*Record excerpts*:
_ _ _

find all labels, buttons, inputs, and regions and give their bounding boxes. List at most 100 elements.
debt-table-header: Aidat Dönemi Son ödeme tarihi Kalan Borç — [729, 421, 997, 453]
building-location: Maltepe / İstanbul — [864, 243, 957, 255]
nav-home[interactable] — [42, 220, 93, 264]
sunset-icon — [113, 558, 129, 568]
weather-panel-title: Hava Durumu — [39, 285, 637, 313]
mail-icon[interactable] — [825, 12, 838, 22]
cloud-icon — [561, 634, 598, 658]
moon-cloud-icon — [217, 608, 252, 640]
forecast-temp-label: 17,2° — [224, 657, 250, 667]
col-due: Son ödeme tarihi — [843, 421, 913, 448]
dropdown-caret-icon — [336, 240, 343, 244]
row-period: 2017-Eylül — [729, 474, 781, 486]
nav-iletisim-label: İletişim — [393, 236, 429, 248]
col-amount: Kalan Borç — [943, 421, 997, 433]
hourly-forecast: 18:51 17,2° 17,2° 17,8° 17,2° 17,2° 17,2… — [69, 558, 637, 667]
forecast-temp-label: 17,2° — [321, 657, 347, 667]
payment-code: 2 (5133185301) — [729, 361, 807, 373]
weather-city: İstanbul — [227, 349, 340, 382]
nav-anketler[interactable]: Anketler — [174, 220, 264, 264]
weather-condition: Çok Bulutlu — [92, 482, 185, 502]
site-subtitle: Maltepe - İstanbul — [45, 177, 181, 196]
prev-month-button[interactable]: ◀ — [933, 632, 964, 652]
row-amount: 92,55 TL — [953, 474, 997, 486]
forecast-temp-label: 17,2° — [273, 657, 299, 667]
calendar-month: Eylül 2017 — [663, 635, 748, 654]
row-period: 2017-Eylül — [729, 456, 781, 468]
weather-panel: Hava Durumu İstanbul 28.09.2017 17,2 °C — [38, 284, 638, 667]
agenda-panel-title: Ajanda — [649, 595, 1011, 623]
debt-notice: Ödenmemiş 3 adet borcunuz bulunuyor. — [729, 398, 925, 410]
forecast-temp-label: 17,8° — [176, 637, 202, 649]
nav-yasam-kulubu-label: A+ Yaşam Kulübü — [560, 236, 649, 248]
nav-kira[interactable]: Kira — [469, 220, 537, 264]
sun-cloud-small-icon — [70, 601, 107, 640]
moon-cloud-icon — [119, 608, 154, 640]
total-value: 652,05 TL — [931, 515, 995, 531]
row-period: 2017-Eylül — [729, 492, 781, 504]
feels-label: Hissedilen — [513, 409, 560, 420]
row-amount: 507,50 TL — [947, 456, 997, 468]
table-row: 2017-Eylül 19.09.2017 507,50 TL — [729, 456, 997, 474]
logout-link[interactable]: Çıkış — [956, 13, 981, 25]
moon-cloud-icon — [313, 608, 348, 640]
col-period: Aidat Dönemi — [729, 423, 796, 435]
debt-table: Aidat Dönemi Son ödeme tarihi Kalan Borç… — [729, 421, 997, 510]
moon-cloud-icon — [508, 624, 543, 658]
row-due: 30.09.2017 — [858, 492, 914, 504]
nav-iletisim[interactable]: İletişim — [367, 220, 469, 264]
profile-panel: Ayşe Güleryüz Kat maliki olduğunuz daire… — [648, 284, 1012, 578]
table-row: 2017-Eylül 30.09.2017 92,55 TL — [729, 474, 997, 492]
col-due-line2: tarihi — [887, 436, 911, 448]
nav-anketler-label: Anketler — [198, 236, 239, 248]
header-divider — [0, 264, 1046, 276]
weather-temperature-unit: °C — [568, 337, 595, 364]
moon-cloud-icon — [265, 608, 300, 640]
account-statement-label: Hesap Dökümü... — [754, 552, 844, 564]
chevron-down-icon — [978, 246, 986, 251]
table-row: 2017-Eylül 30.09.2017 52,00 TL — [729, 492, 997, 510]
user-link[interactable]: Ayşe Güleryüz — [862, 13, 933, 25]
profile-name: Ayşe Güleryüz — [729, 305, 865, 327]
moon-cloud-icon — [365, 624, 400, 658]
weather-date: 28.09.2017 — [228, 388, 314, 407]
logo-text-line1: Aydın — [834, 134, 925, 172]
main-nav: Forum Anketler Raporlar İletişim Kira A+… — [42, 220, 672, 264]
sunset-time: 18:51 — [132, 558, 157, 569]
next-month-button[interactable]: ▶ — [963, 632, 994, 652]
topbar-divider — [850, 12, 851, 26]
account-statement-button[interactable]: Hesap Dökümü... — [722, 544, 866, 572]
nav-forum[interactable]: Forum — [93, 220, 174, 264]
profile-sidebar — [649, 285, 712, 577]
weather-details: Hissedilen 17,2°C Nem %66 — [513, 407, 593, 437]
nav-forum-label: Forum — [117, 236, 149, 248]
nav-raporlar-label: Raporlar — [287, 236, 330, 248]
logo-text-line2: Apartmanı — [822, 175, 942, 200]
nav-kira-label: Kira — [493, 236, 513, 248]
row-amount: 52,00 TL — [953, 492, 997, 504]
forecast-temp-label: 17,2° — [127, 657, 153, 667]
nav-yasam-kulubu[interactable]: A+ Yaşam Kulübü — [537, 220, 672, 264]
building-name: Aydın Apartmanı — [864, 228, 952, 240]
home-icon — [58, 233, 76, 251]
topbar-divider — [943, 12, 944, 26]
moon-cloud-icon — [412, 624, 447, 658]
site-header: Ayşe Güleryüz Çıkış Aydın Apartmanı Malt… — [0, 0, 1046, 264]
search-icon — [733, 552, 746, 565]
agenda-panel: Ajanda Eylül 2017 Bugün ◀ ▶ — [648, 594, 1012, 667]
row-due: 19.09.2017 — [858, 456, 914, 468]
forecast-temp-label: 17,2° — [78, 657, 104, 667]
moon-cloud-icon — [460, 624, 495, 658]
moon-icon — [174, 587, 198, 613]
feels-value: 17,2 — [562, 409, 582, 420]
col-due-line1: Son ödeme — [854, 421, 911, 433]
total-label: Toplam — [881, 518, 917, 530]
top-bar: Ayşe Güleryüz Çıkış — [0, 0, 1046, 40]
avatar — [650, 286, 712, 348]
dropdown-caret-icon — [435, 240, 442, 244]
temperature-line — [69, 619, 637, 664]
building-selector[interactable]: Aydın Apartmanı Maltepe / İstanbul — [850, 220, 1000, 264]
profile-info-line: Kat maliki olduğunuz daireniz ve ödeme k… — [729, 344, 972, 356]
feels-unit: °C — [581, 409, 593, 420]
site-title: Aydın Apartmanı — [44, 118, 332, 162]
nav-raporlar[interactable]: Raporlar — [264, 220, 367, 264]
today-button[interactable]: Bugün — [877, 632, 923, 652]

_ _ _

*To be done*: Copy the listing from its first line through the line containing "moon-cloud-icon — [217, 608, 252, 640]", swapping "weather-panel-title" for "weather-header" and keeping everything else unchanged.

*Written solution*:
find all labels, buttons, inputs, and regions and give their bounding boxes. List at most 100 elements.
debt-table-header: Aidat Dönemi Son ödeme tarihi Kalan Borç — [729, 421, 997, 453]
building-location: Maltepe / İstanbul — [864, 243, 957, 255]
nav-home[interactable] — [42, 220, 93, 264]
sunset-icon — [113, 558, 129, 568]
weather-header: Hava Durumu — [39, 285, 637, 313]
mail-icon[interactable] — [825, 12, 838, 22]
cloud-icon — [561, 634, 598, 658]
moon-cloud-icon — [217, 608, 252, 640]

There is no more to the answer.